A verbatim copy of the records is required, with all pictures left out.
BEGIN RECORDS FOR THE EXERCISE
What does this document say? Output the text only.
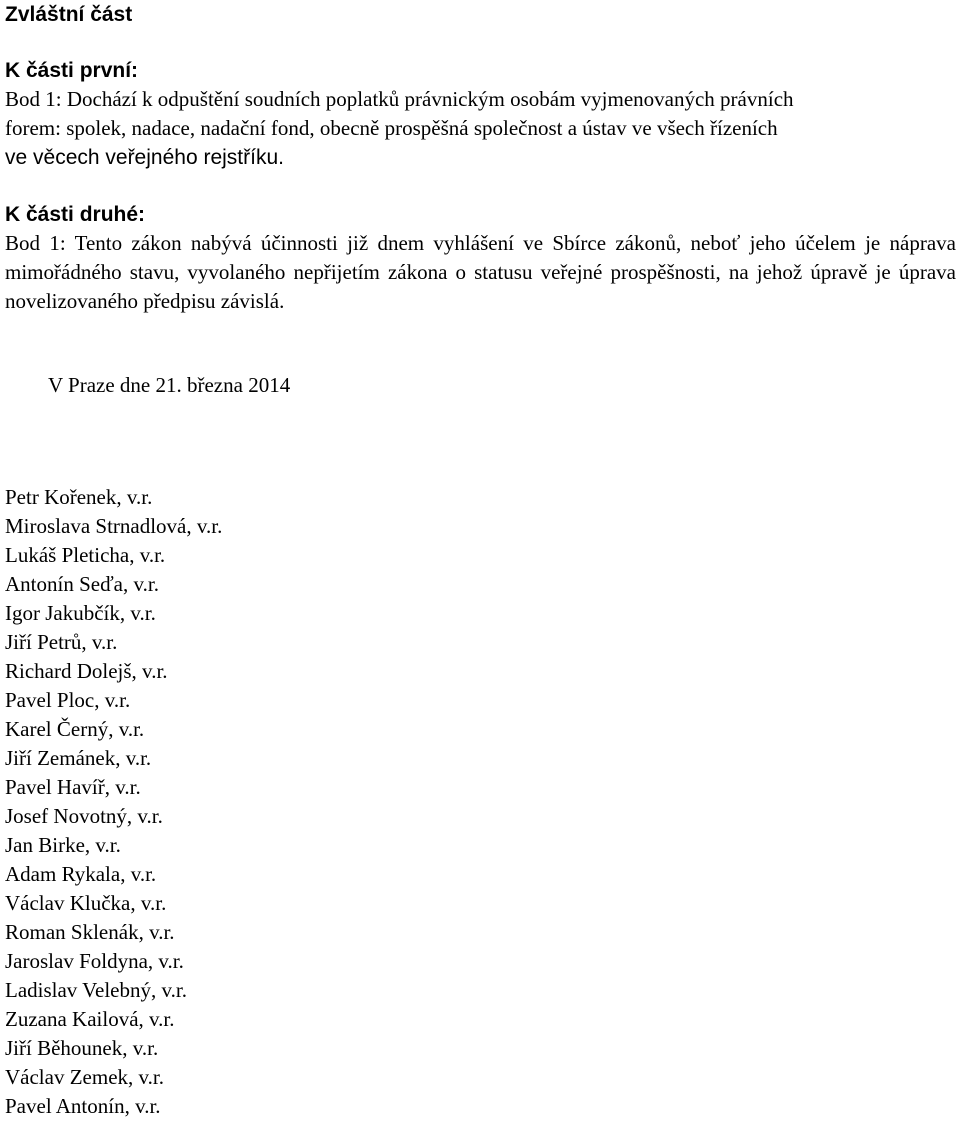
Zvláštní část
K části první:
Bod 1: Dochází k odpuštění soudních poplatků právnickým osobám vyjmenovaných právních
forem: spolek, nadace, nadační fond, obecně prospěšná společnost a ústav ve všech řízeních
ve věcech veřejného rejstříku.
K části druhé:

Bod 1: Tento zákon nabývá účinnosti již dnem vyhlášení ve Sbírce zákonů, neboť jeho účelem je náprava mimořádného stavu, vyvolaného nepřijetím zákona o statusu veřejné prospěšnosti, na jehož úpravě je úprava novelizovaného předpisu závislá.

V Praze dne 21. března 2014
Petr Kořenek, v.r.
Miroslava Strnadlová, v.r.
Lukáš Pleticha, v.r.
Antonín Seďa, v.r.
Igor Jakubčík, v.r.
Jiří Petrů, v.r.
Richard Dolejš, v.r.
Pavel Ploc, v.r.
Karel Černý, v.r.
Jiří Zemánek, v.r.
Pavel Havíř, v.r.
Josef Novotný, v.r.
Jan Birke, v.r.
Adam Rykala, v.r.
Václav Klučka, v.r.
Roman Sklenák, v.r.
Jaroslav Foldyna, v.r.
Ladislav Velebný, v.r.
Zuzana Kailová, v.r.
Jiří Běhounek, v.r.
Václav Zemek, v.r.
Pavel Antonín, v.r.
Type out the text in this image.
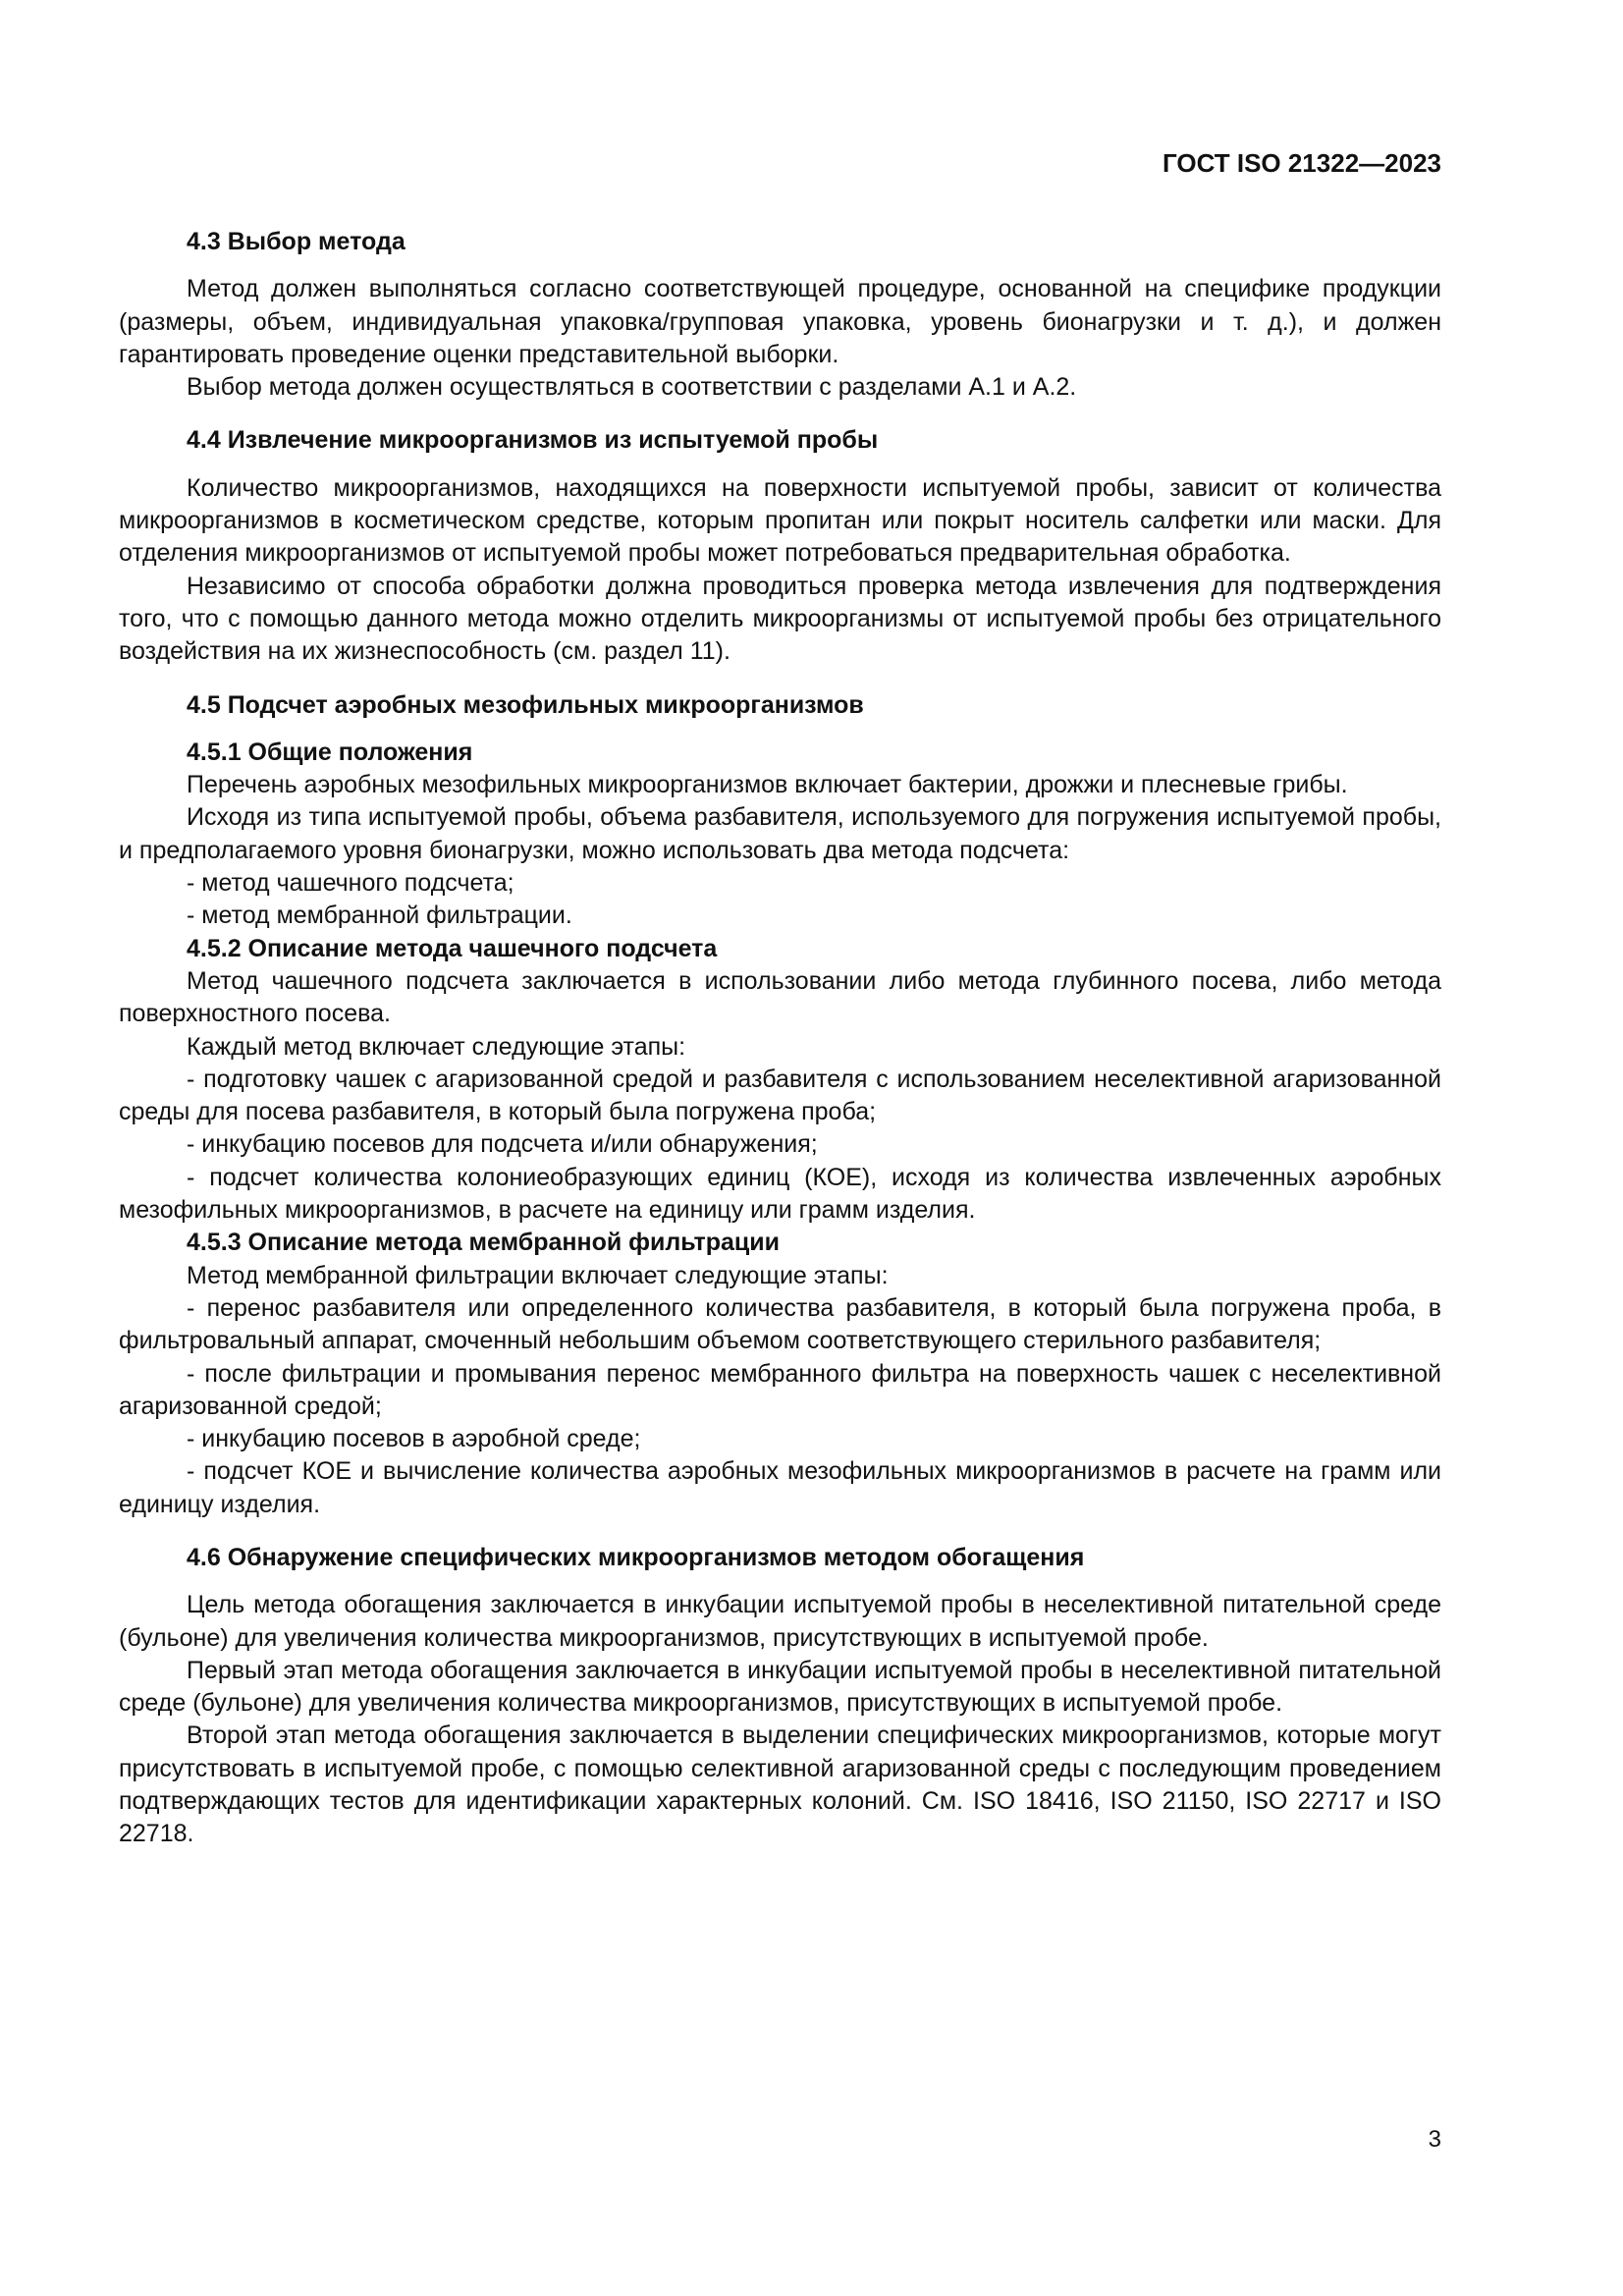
ГОСТ ISO 21322—2023
4.3 Выбор метода

Метод должен выполняться согласно соответствующей процедуре, основанной на специфике продукции (размеры, объем, индивидуальная упаковка/групповая упаковка, уровень бионагрузки и т. д.), и должен гарантировать проведение оценки представительной выборки.

Выбор метода должен осуществляться в соответствии с разделами А.1 и А.2.

4.4 Извлечение микроорганизмов из испытуемой пробы

Количество микроорганизмов, находящихся на поверхности испытуемой пробы, зависит от количества микроорганизмов в косметическом средстве, которым пропитан или покрыт носитель салфетки или маски. Для отделения микроорганизмов от испытуемой пробы может потребоваться предварительная обработка.

Независимо от способа обработки должна проводиться проверка метода извлечения для подтверждения того, что с помощью данного метода можно отделить микроорганизмы от испытуемой пробы без отрицательного воздействия на их жизнеспособность (см. раздел 11).

4.5 Подсчет аэробных мезофильных микроорганизмов
4.5.1 Общие положения

Перечень аэробных мезофильных микроорганизмов включает бактерии, дрожжи и плесневые грибы.

Исходя из типа испытуемой пробы, объема разбавителя, используемого для погружения испытуемой пробы, и предполагаемого уровня бионагрузки, можно использовать два метода подсчета:

- метод чашечного подсчета;

- метод мембранной фильтрации.

4.5.2 Описание метода чашечного подсчета

Метод чашечного подсчета заключается в использовании либо метода глубинного посева, либо метода поверхностного посева.

Каждый метод включает следующие этапы:

- подготовку чашек с агаризованной средой и разбавителя с использованием неселективной агаризованной среды для посева разбавителя, в который была погружена проба;

- инкубацию посевов для подсчета и/или обнаружения;

- подсчет количества колониеобразующих единиц (КОЕ), исходя из количества извлеченных аэробных мезофильных микроорганизмов, в расчете на единицу или грамм изделия.

4.5.3 Описание метода мембранной фильтрации

Метод мембранной фильтрации включает следующие этапы:

- перенос разбавителя или определенного количества разбавителя, в который была погружена проба, в фильтровальный аппарат, смоченный небольшим объемом соответствующего стерильного разбавителя;

- после фильтрации и промывания перенос мембранного фильтра на поверхность чашек с неселективной агаризованной средой;

- инкубацию посевов в аэробной среде;

- подсчет КОЕ и вычисление количества аэробных мезофильных микроорганизмов в расчете на грамм или единицу изделия.

4.6 Обнаружение специфических микроорганизмов методом обогащения

Цель метода обогащения заключается в инкубации испытуемой пробы в неселективной питательной среде (бульоне) для увеличения количества микроорганизмов, присутствующих в испытуемой пробе.

Первый этап метода обогащения заключается в инкубации испытуемой пробы в неселективной питательной среде (бульоне) для увеличения количества микроорганизмов, присутствующих в испытуемой пробе.

Второй этап метода обогащения заключается в выделении специфических микроорганизмов, которые могут присутствовать в испытуемой пробе, с помощью селективной агаризованной среды с последующим проведением подтверждающих тестов для идентификации характерных колоний. См. ISO 18416, ISO 21150, ISO 22717 и ISO 22718.

3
END RECORDS FOR THE EXERCISE
• **OUTPUT**:
What does this document say? Output the text only.
Zvláštní část
K části první:
Bod 1: Dochází k odpuštění soudních poplatků právnickým osobám vyjmenovaných právních
forem: spolek, nadace, nadační fond, obecně prospěšná společnost a ústav ve všech řízeních
ve věcech veřejného rejstříku.
K části druhé:

Bod 1: Tento zákon nabývá účinnosti již dnem vyhlášení ve Sbírce zákonů, neboť jeho účelem je náprava mimořádného stavu, vyvolaného nepřijetím zákona o statusu veřejné prospěšnosti, na jehož úpravě je úprava novelizovaného předpisu závislá.

V Praze dne 21. března 2014
Petr Kořenek, v.r.
Miroslava Strnadlová, v.r.
Lukáš Pleticha, v.r.
Antonín Seďa, v.r.
Igor Jakubčík, v.r.
Jiří Petrů, v.r.
Richard Dolejš, v.r.
Pavel Ploc, v.r.
Karel Černý, v.r.
Jiří Zemánek, v.r.
Pavel Havíř, v.r.
Josef Novotný, v.r.
Jan Birke, v.r.
Adam Rykala, v.r.
Václav Klučka, v.r.
Roman Sklenák, v.r.
Jaroslav Foldyna, v.r.
Ladislav Velebný, v.r.
Zuzana Kailová, v.r.
Jiří Běhounek, v.r.
Václav Zemek, v.r.
Pavel Antonín, v.r.
Type out the text in this image.
ГОСТ ISO 21322—2023
4.3 Выбор метода

Метод должен выполняться согласно соответствующей процедуре, основанной на специфике продукции (размеры, объем, индивидуальная упаковка/групповая упаковка, уровень бионагрузки и т. д.), и должен гарантировать проведение оценки представительной выборки.

Выбор метода должен осуществляться в соответствии с разделами А.1 и А.2.

4.4 Извлечение микроорганизмов из испытуемой пробы

Количество микроорганизмов, находящихся на поверхности испытуемой пробы, зависит от количества микроорганизмов в косметическом средстве, которым пропитан или покрыт носитель салфетки или маски. Для отделения микроорганизмов от испытуемой пробы может потребоваться предварительная обработка.

Независимо от способа обработки должна проводиться проверка метода извлечения для подтверждения того, что с помощью данного метода можно отделить микроорганизмы от испытуемой пробы без отрицательного воздействия на их жизнеспособность (см. раздел 11).

4.5 Подсчет аэробных мезофильных микроорганизмов
4.5.1 Общие положения

Перечень аэробных мезофильных микроорганизмов включает бактерии, дрожжи и плесневые грибы.

Исходя из типа испытуемой пробы, объема разбавителя, используемого для погружения испытуемой пробы, и предполагаемого уровня бионагрузки, можно использовать два метода подсчета:

- метод чашечного подсчета;

- метод мембранной фильтрации.

4.5.2 Описание метода чашечного подсчета

Метод чашечного подсчета заключается в использовании либо метода глубинного посева, либо метода поверхностного посева.

Каждый метод включает следующие этапы:

- подготовку чашек с агаризованной средой и разбавителя с использованием неселективной агаризованной среды для посева разбавителя, в который была погружена проба;

- инкубацию посевов для подсчета и/или обнаружения;

- подсчет количества колониеобразующих единиц (КОЕ), исходя из количества извлеченных аэробных мезофильных микроорганизмов, в расчете на единицу или грамм изделия.

4.5.3 Описание метода мембранной фильтрации

Метод мембранной фильтрации включает следующие этапы:

- перенос разбавителя или определенного количества разбавителя, в который была погружена проба, в фильтровальный аппарат, смоченный небольшим объемом соответствующего стерильного разбавителя;

- после фильтрации и промывания перенос мембранного фильтра на поверхность чашек с неселективной агаризованной средой;

- инкубацию посевов в аэробной среде;

- подсчет КОЕ и вычисление количества аэробных мезофильных микроорганизмов в расчете на грамм или единицу изделия.

4.6 Обнаружение специфических микроорганизмов методом обогащения

Цель метода обогащения заключается в инкубации испытуемой пробы в неселективной питательной среде (бульоне) для увеличения количества микроорганизмов, присутствующих в испытуемой пробе.

Первый этап метода обогащения заключается в инкубации испытуемой пробы в неселективной питательной среде (бульоне) для увеличения количества микроорганизмов, присутствующих в испытуемой пробе.

Второй этап метода обогащения заключается в выделении специфических микроорганизмов, которые могут присутствовать в испытуемой пробе, с помощью селективной агаризованной среды с последующим проведением подтверждающих тестов для идентификации характерных колоний. См. ISO 18416, ISO 21150, ISO 22717 и ISO 22718.

3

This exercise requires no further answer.